[Collected data entries]
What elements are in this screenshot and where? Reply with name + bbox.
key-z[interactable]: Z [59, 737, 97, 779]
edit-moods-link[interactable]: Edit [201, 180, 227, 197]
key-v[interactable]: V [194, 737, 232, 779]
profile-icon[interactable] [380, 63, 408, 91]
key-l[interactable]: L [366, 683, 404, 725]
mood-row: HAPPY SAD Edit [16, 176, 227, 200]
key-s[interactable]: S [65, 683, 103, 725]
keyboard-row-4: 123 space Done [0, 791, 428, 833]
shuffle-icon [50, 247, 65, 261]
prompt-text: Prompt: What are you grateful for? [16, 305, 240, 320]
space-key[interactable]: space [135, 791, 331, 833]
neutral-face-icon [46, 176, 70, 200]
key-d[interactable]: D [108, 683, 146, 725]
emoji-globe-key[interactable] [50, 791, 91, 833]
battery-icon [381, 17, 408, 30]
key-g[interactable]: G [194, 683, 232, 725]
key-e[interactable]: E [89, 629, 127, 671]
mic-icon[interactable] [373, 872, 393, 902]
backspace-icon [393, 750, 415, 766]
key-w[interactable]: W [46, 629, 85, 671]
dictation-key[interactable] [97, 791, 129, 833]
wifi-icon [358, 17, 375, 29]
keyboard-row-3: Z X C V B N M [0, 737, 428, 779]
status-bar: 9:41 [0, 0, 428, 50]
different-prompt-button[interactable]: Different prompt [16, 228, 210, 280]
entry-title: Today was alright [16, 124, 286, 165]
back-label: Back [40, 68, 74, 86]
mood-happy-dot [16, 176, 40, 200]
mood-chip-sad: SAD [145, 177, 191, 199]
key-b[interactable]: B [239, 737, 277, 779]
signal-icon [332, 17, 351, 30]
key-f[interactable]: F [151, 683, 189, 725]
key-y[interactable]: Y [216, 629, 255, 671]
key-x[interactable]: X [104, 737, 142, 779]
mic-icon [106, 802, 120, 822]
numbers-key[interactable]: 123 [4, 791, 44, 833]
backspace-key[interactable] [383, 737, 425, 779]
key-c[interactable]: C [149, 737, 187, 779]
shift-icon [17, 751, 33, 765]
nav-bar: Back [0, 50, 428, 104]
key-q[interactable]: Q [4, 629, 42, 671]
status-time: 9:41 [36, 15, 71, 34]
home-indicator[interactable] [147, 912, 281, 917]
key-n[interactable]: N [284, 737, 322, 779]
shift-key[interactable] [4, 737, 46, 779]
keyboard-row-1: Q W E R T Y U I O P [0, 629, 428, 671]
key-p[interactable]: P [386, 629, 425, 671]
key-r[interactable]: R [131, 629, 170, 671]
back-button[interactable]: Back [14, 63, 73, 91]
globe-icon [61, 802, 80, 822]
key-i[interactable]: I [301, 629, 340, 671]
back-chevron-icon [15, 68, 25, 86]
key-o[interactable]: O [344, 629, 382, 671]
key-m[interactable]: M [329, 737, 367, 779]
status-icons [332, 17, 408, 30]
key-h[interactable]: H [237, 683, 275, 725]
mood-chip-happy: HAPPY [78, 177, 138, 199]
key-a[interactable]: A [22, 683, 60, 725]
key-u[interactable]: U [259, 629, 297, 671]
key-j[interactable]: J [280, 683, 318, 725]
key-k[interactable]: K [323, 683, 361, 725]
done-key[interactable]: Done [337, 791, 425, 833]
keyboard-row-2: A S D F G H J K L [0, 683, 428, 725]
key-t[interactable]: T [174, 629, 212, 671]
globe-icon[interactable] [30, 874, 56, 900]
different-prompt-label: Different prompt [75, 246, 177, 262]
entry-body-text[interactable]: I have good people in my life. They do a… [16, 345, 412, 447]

Given instruction
Copy all of the lines above without any changes.

Final result
What elements are in this screenshot and where? Reply with name + bbox.
key-z[interactable]: Z [59, 737, 97, 779]
edit-moods-link[interactable]: Edit [201, 180, 227, 197]
key-v[interactable]: V [194, 737, 232, 779]
profile-icon[interactable] [380, 63, 408, 91]
key-l[interactable]: L [366, 683, 404, 725]
mood-row: HAPPY SAD Edit [16, 176, 227, 200]
key-s[interactable]: S [65, 683, 103, 725]
keyboard-row-4: 123 space Done [0, 791, 428, 833]
shuffle-icon [50, 247, 65, 261]
prompt-text: Prompt: What are you grateful for? [16, 305, 240, 320]
space-key[interactable]: space [135, 791, 331, 833]
neutral-face-icon [46, 176, 70, 200]
key-d[interactable]: D [108, 683, 146, 725]
emoji-globe-key[interactable] [50, 791, 91, 833]
battery-icon [381, 17, 408, 30]
key-g[interactable]: G [194, 683, 232, 725]
key-e[interactable]: E [89, 629, 127, 671]
mic-icon[interactable] [373, 872, 393, 902]
backspace-icon [393, 750, 415, 766]
key-w[interactable]: W [46, 629, 85, 671]
dictation-key[interactable] [97, 791, 129, 833]
wifi-icon [358, 17, 375, 29]
keyboard-row-3: Z X C V B N M [0, 737, 428, 779]
status-bar: 9:41 [0, 0, 428, 50]
different-prompt-button[interactable]: Different prompt [16, 228, 210, 280]
entry-title: Today was alright [16, 124, 286, 165]
back-label: Back [40, 68, 74, 86]
mood-happy-dot [16, 176, 40, 200]
mood-chip-sad: SAD [145, 177, 191, 199]
key-b[interactable]: B [239, 737, 277, 779]
signal-icon [332, 17, 351, 30]
key-f[interactable]: F [151, 683, 189, 725]
key-y[interactable]: Y [216, 629, 255, 671]
key-x[interactable]: X [104, 737, 142, 779]
mic-icon [106, 802, 120, 822]
numbers-key[interactable]: 123 [4, 791, 44, 833]
backspace-key[interactable] [383, 737, 425, 779]
key-c[interactable]: C [149, 737, 187, 779]
shift-icon [17, 751, 33, 765]
nav-bar: Back [0, 50, 428, 104]
key-q[interactable]: Q [4, 629, 42, 671]
status-time: 9:41 [36, 15, 71, 34]
home-indicator[interactable] [147, 912, 281, 917]
key-n[interactable]: N [284, 737, 322, 779]
shift-key[interactable] [4, 737, 46, 779]
keyboard-row-1: Q W E R T Y U I O P [0, 629, 428, 671]
key-p[interactable]: P [386, 629, 425, 671]
key-r[interactable]: R [131, 629, 170, 671]
back-button[interactable]: Back [14, 63, 73, 91]
globe-icon [61, 802, 80, 822]
key-i[interactable]: I [301, 629, 340, 671]
back-chevron-icon [15, 68, 25, 86]
key-o[interactable]: O [344, 629, 382, 671]
key-m[interactable]: M [329, 737, 367, 779]
status-icons [332, 17, 408, 30]
key-h[interactable]: H [237, 683, 275, 725]
mood-chip-happy: HAPPY [78, 177, 138, 199]
key-a[interactable]: A [22, 683, 60, 725]
key-u[interactable]: U [259, 629, 297, 671]
key-j[interactable]: J [280, 683, 318, 725]
key-k[interactable]: K [323, 683, 361, 725]
done-key[interactable]: Done [337, 791, 425, 833]
keyboard-row-2: A S D F G H J K L [0, 683, 428, 725]
key-t[interactable]: T [174, 629, 212, 671]
globe-icon[interactable] [30, 874, 56, 900]
different-prompt-label: Different prompt [75, 246, 177, 262]
entry-body-text[interactable]: I have good people in my life. They do a… [16, 345, 412, 447]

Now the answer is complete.